▶ _TASK INSTRUCTIONS_
Retype every line of the items below precisely as they appear, leaving out the pictures.

+++ INFORMATION SHOWN +++

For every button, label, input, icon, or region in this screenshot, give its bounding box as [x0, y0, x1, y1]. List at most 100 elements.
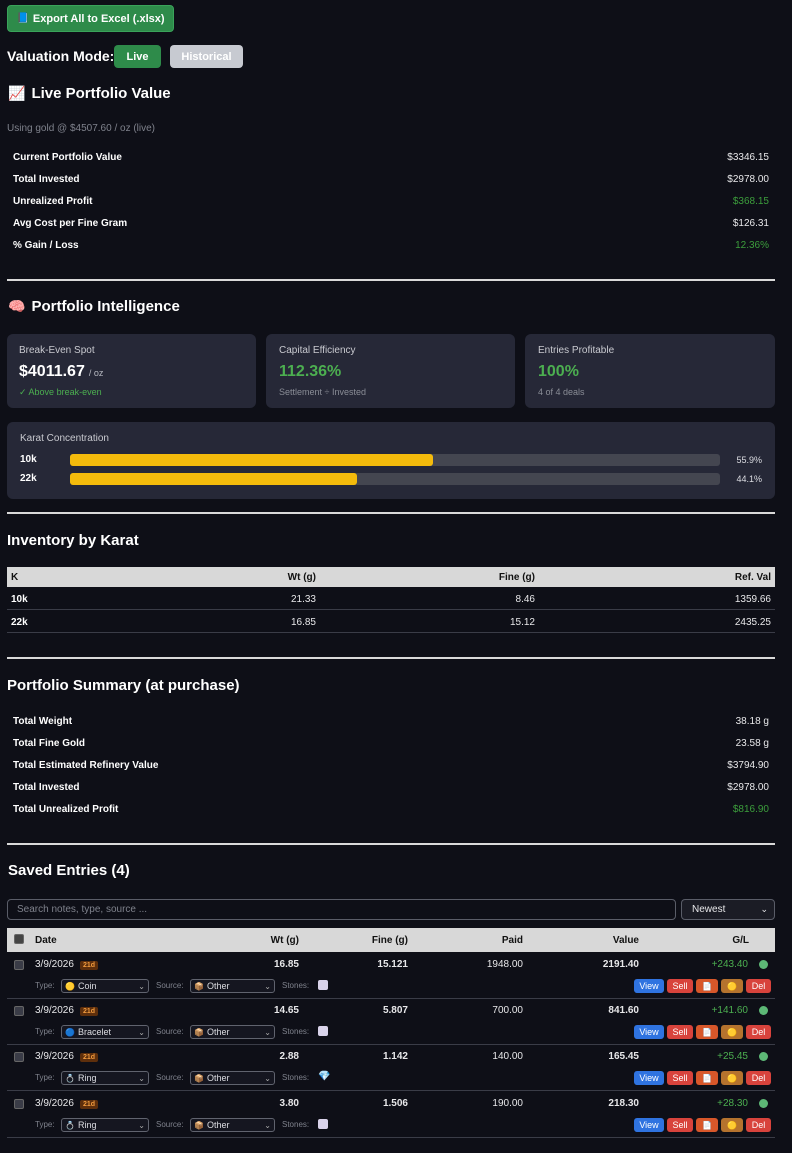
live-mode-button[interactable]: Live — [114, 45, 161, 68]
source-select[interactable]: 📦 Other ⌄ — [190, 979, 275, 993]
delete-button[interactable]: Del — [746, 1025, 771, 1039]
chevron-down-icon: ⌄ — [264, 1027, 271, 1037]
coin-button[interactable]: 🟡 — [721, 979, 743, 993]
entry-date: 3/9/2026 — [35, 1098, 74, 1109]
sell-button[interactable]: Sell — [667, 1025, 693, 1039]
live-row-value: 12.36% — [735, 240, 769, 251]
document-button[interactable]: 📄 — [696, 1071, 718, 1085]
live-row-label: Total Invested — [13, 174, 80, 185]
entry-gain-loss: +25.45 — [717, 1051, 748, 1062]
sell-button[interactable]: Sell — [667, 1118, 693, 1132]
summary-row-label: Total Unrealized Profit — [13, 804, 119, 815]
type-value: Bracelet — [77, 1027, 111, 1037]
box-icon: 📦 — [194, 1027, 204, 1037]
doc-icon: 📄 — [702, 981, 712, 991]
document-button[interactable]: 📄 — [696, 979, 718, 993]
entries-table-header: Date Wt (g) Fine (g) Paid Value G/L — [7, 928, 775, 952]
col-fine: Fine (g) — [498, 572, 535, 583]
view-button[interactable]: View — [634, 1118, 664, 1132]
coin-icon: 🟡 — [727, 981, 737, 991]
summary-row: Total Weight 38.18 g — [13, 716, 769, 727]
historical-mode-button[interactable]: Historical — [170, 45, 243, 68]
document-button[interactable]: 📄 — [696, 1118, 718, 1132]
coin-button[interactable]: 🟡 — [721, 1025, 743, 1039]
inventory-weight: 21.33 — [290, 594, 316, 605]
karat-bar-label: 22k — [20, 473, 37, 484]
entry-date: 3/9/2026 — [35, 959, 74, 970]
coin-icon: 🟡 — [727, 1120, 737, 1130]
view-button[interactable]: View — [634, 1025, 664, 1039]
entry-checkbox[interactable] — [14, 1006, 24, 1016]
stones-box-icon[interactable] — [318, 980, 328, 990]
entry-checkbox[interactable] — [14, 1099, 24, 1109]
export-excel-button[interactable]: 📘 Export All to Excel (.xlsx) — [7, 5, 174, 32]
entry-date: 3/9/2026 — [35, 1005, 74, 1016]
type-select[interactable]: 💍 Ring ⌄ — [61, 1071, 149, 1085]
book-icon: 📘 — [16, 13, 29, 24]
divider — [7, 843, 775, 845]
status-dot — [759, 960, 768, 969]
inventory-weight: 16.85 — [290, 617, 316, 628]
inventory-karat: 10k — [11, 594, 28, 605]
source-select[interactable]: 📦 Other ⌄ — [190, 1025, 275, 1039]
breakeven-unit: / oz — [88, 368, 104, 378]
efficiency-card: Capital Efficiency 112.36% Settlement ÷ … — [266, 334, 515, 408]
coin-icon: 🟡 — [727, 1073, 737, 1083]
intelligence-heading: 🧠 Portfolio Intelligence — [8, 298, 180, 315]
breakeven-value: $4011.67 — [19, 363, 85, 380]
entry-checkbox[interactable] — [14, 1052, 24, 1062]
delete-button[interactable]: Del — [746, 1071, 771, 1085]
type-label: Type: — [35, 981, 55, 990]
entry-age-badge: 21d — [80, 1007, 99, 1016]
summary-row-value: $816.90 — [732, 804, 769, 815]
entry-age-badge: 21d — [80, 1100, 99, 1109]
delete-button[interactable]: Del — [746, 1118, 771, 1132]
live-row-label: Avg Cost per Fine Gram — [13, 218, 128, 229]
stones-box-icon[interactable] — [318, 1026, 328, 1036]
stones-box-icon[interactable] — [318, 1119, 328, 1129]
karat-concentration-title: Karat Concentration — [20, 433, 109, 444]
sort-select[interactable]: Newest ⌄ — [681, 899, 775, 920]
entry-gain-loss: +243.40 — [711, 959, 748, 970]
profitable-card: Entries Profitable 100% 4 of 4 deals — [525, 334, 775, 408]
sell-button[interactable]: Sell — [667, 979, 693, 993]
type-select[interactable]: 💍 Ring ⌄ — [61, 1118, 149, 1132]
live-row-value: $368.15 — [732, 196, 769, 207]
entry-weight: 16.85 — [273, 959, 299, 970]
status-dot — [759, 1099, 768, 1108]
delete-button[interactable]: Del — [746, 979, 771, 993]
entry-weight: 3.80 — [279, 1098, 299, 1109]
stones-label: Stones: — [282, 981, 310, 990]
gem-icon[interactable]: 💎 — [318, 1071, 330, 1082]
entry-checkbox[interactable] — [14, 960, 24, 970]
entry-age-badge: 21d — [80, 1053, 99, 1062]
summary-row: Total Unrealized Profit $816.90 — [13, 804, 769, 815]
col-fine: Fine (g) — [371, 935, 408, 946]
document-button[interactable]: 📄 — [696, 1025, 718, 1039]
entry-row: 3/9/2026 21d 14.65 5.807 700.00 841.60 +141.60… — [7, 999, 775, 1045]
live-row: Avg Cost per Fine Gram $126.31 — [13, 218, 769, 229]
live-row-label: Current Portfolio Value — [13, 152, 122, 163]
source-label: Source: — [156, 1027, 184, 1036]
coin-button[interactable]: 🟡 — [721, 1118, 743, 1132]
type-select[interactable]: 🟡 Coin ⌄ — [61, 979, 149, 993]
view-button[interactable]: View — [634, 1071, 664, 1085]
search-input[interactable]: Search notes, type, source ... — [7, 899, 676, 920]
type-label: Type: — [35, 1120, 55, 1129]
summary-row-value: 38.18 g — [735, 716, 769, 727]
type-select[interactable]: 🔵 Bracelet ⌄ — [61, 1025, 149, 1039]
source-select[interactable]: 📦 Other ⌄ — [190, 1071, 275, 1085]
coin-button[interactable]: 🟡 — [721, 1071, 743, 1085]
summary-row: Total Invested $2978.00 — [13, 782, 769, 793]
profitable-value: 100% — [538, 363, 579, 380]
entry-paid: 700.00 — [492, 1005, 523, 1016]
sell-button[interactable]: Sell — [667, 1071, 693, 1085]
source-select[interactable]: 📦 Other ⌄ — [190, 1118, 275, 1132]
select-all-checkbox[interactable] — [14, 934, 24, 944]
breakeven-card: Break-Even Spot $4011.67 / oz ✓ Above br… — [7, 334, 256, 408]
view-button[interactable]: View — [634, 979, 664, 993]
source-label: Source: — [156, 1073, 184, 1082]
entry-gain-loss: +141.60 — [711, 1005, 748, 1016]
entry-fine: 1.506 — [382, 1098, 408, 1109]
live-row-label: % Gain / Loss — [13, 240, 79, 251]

+++

▶ _COMPLETED EXERCISE_
For every button, label, input, icon, or region in this screenshot, give its bounding box as [x0, y0, x1, y1]. List at most 100 elements.
live-mode-button[interactable]: Live — [114, 45, 161, 68]
source-select[interactable]: 📦 Other ⌄ — [190, 979, 275, 993]
delete-button[interactable]: Del — [746, 1025, 771, 1039]
chevron-down-icon: ⌄ — [264, 1027, 271, 1037]
coin-button[interactable]: 🟡 — [721, 979, 743, 993]
entry-date: 3/9/2026 — [35, 1098, 74, 1109]
sell-button[interactable]: Sell — [667, 1025, 693, 1039]
live-row-value: 12.36% — [735, 240, 769, 251]
document-button[interactable]: 📄 — [696, 1071, 718, 1085]
live-row-label: Total Invested — [13, 174, 80, 185]
entry-gain-loss: +25.45 — [717, 1051, 748, 1062]
sell-button[interactable]: Sell — [667, 1118, 693, 1132]
summary-row-label: Total Unrealized Profit — [13, 804, 119, 815]
type-value: Bracelet — [77, 1027, 111, 1037]
box-icon: 📦 — [194, 1027, 204, 1037]
doc-icon: 📄 — [702, 981, 712, 991]
document-button[interactable]: 📄 — [696, 979, 718, 993]
entries-table-header: Date Wt (g) Fine (g) Paid Value G/L — [7, 928, 775, 952]
col-fine: Fine (g) — [498, 572, 535, 583]
view-button[interactable]: View — [634, 1118, 664, 1132]
coin-icon: 🟡 — [727, 981, 737, 991]
summary-row: Total Weight 38.18 g — [13, 716, 769, 727]
historical-mode-button[interactable]: Historical — [170, 45, 243, 68]
document-button[interactable]: 📄 — [696, 1118, 718, 1132]
coin-button[interactable]: 🟡 — [721, 1025, 743, 1039]
inventory-weight: 21.33 — [290, 594, 316, 605]
karat-bar-label: 22k — [20, 473, 37, 484]
entry-date: 3/9/2026 — [35, 959, 74, 970]
coin-icon: 🟡 — [727, 1120, 737, 1130]
view-button[interactable]: View — [634, 1025, 664, 1039]
entry-checkbox[interactable] — [14, 1006, 24, 1016]
stones-box-icon[interactable] — [318, 980, 328, 990]
entry-checkbox[interactable] — [14, 1099, 24, 1109]
export-excel-button[interactable]: 📘 Export All to Excel (.xlsx) — [7, 5, 174, 32]
entry-date: 3/9/2026 — [35, 1005, 74, 1016]
type-select[interactable]: 💍 Ring ⌄ — [61, 1071, 149, 1085]
book-icon: 📘 — [16, 13, 29, 24]
divider — [7, 843, 775, 845]
status-dot — [759, 960, 768, 969]
inventory-weight: 16.85 — [290, 617, 316, 628]
inventory-karat: 10k — [11, 594, 28, 605]
source-select[interactable]: 📦 Other ⌄ — [190, 1025, 275, 1039]
breakeven-unit: / oz — [88, 368, 104, 378]
efficiency-card: Capital Efficiency 112.36% Settlement ÷ … — [266, 334, 515, 408]
coin-icon: 🟡 — [727, 1073, 737, 1083]
intelligence-heading: 🧠 Portfolio Intelligence — [8, 298, 180, 315]
breakeven-value: $4011.67 — [19, 363, 85, 380]
entry-checkbox[interactable] — [14, 1052, 24, 1062]
delete-button[interactable]: Del — [746, 1071, 771, 1085]
type-label: Type: — [35, 981, 55, 990]
entry-age-badge: 21d — [80, 1007, 99, 1016]
summary-row-value: $816.90 — [732, 804, 769, 815]
entry-age-badge: 21d — [80, 1100, 99, 1109]
delete-button[interactable]: Del — [746, 1118, 771, 1132]
live-row-label: Avg Cost per Fine Gram — [13, 218, 128, 229]
stones-box-icon[interactable] — [318, 1026, 328, 1036]
stones-box-icon[interactable] — [318, 1119, 328, 1129]
karat-concentration-title: Karat Concentration — [20, 433, 109, 444]
sort-select[interactable]: Newest ⌄ — [681, 899, 775, 920]
entry-gain-loss: +243.40 — [711, 959, 748, 970]
profitable-card: Entries Profitable 100% 4 of 4 deals — [525, 334, 775, 408]
sell-button[interactable]: Sell — [667, 979, 693, 993]
type-select[interactable]: 💍 Ring ⌄ — [61, 1118, 149, 1132]
live-row-value: $368.15 — [732, 196, 769, 207]
entry-weight: 16.85 — [273, 959, 299, 970]
status-dot — [759, 1099, 768, 1108]
delete-button[interactable]: Del — [746, 979, 771, 993]
entry-weight: 3.80 — [279, 1098, 299, 1109]
stones-label: Stones: — [282, 981, 310, 990]
gem-icon[interactable]: 💎 — [318, 1071, 330, 1082]
entry-checkbox[interactable] — [14, 960, 24, 970]
entry-age-badge: 21d — [80, 1053, 99, 1062]
summary-row: Total Unrealized Profit $816.90 — [13, 804, 769, 815]
col-fine: Fine (g) — [371, 935, 408, 946]
document-button[interactable]: 📄 — [696, 1025, 718, 1039]
entry-row: 3/9/2026 21d 14.65 5.807 700.00 841.60 +141.60… — [7, 999, 775, 1045]
live-row: Avg Cost per Fine Gram $126.31 — [13, 218, 769, 229]
live-row-label: Current Portfolio Value — [13, 152, 122, 163]
source-label: Source: — [156, 1027, 184, 1036]
coin-button[interactable]: 🟡 — [721, 1118, 743, 1132]
type-select[interactable]: 🟡 Coin ⌄ — [61, 979, 149, 993]
view-button[interactable]: View — [634, 1071, 664, 1085]
search-input[interactable]: Search notes, type, source ... — [7, 899, 676, 920]
type-label: Type: — [35, 1120, 55, 1129]
summary-row-value: 38.18 g — [735, 716, 769, 727]
type-select[interactable]: 🔵 Bracelet ⌄ — [61, 1025, 149, 1039]
source-select[interactable]: 📦 Other ⌄ — [190, 1071, 275, 1085]
coin-button[interactable]: 🟡 — [721, 1071, 743, 1085]
summary-row: Total Invested $2978.00 — [13, 782, 769, 793]
profitable-value: 100% — [538, 363, 579, 380]
entry-paid: 700.00 — [492, 1005, 523, 1016]
sell-button[interactable]: Sell — [667, 1071, 693, 1085]
source-select[interactable]: 📦 Other ⌄ — [190, 1118, 275, 1132]
select-all-checkbox[interactable] — [14, 934, 24, 944]
breakeven-card: Break-Even Spot $4011.67 / oz ✓ Above br… — [7, 334, 256, 408]
view-button[interactable]: View — [634, 979, 664, 993]
source-label: Source: — [156, 1073, 184, 1082]
entry-gain-loss: +141.60 — [711, 1005, 748, 1016]
entry-fine: 1.506 — [382, 1098, 408, 1109]
live-row-label: % Gain / Loss — [13, 240, 79, 251]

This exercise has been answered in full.